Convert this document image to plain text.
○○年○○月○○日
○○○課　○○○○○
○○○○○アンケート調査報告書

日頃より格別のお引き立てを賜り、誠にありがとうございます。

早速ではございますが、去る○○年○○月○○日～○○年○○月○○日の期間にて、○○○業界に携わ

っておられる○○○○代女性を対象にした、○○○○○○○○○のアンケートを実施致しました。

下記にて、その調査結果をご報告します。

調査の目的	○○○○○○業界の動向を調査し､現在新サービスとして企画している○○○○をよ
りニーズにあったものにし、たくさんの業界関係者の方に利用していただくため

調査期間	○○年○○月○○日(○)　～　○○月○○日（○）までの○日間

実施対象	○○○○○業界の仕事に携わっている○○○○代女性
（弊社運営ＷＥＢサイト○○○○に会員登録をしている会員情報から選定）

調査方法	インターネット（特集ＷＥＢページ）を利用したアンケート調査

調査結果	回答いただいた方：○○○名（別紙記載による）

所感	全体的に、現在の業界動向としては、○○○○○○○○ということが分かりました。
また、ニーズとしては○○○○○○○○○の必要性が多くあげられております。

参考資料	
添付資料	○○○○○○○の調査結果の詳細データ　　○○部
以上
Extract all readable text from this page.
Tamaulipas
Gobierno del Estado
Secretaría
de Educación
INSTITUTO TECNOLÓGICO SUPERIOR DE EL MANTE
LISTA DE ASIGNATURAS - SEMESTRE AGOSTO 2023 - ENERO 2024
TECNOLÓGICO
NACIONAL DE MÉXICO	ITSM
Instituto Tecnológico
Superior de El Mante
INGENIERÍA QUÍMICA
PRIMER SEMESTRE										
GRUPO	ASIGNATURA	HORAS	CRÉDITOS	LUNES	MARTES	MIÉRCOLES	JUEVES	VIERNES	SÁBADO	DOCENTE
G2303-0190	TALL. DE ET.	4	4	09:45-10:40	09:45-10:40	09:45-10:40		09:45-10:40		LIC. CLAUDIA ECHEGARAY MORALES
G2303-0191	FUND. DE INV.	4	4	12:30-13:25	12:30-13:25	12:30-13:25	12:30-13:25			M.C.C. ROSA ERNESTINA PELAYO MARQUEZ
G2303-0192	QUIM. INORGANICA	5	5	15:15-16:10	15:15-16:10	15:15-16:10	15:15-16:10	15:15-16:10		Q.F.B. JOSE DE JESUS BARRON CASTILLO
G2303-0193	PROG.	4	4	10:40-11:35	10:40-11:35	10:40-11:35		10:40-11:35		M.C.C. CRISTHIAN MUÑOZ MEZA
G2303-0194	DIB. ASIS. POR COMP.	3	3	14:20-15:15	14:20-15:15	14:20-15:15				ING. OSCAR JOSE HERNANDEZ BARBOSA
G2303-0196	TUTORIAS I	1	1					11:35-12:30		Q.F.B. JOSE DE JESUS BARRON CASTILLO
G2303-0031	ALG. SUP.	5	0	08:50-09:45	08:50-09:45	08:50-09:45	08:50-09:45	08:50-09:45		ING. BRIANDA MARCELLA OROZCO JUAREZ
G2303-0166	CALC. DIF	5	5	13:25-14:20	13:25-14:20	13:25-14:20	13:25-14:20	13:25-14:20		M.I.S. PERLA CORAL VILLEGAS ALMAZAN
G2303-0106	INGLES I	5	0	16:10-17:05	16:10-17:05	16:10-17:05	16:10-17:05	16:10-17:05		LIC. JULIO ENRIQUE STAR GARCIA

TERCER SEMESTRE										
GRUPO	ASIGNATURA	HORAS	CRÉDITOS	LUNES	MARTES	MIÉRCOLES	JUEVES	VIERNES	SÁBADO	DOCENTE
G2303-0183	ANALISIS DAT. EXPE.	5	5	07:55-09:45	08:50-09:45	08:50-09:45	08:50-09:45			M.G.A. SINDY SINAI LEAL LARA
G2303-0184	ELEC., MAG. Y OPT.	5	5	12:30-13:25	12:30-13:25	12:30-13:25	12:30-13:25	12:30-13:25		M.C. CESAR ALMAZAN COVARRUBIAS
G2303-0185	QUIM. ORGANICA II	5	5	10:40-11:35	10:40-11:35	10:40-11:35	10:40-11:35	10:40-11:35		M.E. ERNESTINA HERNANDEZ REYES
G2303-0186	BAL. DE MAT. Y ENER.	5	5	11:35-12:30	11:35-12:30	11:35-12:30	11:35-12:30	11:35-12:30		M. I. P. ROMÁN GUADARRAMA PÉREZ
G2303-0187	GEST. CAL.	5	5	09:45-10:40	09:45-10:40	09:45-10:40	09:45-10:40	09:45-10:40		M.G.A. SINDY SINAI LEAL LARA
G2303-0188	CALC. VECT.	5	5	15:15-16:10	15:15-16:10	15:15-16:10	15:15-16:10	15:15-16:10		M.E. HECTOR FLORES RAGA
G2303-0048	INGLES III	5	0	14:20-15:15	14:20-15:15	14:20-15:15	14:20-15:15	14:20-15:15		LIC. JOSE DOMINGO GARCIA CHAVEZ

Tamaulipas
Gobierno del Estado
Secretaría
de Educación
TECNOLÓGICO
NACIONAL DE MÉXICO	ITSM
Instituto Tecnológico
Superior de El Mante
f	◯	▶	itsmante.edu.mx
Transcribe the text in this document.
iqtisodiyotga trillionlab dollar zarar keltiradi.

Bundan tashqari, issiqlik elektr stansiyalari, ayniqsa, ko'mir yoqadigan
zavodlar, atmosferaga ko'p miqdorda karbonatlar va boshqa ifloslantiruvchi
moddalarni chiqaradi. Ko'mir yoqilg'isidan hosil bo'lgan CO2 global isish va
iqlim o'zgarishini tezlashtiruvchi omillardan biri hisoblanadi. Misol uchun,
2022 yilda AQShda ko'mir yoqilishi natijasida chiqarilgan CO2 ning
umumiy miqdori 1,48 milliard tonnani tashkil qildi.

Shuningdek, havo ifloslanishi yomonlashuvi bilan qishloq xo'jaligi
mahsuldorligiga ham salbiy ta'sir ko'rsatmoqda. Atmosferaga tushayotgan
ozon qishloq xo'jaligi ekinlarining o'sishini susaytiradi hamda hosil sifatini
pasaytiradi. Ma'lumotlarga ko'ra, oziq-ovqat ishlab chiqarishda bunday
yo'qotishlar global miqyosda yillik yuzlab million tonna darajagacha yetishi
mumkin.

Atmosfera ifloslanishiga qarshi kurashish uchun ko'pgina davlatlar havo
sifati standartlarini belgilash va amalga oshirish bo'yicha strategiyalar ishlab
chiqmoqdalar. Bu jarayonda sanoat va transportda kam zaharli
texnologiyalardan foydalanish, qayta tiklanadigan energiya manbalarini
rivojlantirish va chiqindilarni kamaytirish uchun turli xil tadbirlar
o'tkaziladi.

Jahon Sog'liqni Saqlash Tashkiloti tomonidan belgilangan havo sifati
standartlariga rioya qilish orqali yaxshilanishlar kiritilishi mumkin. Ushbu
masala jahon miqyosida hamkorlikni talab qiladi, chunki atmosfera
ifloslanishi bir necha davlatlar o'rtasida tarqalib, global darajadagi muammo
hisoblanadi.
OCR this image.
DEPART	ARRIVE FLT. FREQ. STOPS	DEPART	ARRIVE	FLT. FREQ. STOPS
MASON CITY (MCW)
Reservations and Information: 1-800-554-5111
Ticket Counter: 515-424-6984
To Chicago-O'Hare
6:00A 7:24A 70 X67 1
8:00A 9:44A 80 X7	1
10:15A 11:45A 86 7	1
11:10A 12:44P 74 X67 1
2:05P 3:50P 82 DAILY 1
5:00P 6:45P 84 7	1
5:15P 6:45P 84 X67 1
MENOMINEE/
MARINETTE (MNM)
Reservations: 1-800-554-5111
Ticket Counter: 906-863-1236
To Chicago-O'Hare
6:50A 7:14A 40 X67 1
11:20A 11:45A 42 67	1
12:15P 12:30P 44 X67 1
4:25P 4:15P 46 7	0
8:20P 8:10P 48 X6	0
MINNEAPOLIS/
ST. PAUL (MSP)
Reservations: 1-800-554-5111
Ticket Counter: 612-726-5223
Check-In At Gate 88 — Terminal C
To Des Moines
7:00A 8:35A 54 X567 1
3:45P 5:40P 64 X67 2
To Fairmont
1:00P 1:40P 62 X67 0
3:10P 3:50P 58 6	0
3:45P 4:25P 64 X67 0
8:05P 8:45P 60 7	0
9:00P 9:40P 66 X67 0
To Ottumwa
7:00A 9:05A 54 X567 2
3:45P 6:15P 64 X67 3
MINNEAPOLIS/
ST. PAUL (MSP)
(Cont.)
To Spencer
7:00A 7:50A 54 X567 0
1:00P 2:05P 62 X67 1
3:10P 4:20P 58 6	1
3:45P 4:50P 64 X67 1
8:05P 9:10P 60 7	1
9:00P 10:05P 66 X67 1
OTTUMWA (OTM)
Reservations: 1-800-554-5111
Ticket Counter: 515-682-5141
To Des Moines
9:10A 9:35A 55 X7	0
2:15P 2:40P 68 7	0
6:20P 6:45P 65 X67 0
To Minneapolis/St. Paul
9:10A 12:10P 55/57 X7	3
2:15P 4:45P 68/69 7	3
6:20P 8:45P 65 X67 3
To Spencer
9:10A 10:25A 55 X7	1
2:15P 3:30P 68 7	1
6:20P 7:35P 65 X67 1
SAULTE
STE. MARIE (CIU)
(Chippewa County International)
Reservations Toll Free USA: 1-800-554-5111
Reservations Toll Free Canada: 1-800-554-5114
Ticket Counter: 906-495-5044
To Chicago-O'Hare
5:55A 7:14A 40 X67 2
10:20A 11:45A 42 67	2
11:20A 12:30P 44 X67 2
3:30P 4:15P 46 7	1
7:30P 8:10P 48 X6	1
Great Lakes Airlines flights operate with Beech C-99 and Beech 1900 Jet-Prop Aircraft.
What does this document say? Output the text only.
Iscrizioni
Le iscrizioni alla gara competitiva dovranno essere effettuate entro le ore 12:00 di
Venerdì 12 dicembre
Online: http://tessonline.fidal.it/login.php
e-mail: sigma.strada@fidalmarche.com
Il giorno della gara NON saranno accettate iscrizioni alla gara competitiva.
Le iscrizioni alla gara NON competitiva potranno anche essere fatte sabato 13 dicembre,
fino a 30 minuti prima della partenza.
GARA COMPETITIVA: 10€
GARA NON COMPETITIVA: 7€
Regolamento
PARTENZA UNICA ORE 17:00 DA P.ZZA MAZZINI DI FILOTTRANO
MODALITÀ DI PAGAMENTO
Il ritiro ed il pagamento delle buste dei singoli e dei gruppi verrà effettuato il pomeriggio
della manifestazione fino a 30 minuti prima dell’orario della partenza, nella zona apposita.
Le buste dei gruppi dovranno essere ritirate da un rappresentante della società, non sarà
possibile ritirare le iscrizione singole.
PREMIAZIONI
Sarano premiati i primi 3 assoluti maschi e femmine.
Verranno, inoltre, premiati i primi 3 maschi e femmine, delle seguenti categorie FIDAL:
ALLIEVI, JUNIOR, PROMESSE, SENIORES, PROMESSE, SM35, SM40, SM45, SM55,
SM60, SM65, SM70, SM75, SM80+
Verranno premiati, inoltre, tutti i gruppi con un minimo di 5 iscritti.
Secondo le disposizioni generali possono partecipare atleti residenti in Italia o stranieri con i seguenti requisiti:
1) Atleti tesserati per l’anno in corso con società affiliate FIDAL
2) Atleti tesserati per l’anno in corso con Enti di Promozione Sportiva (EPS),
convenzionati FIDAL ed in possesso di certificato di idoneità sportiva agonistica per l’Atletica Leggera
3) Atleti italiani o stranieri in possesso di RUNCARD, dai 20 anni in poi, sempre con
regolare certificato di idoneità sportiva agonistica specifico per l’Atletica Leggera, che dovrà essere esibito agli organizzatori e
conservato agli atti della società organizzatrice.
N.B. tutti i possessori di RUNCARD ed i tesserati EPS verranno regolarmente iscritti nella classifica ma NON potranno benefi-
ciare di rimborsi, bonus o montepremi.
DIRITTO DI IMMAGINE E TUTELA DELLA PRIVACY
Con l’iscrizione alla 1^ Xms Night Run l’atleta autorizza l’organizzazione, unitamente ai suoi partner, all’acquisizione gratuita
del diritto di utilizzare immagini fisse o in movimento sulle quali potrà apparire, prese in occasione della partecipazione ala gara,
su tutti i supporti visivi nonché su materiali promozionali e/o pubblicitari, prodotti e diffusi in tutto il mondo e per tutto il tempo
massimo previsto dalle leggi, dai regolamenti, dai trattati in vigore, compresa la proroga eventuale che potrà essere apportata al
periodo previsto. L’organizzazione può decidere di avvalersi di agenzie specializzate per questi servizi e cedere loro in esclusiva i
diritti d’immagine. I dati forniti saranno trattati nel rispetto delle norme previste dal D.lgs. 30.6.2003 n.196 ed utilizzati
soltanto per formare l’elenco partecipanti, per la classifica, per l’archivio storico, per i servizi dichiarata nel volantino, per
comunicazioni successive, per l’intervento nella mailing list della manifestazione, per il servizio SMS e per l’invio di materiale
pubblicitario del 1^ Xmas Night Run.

[What is asked]: In the records above, how many lines include "BARRON"? Give that number and nothing more.

[Exercise result]: 2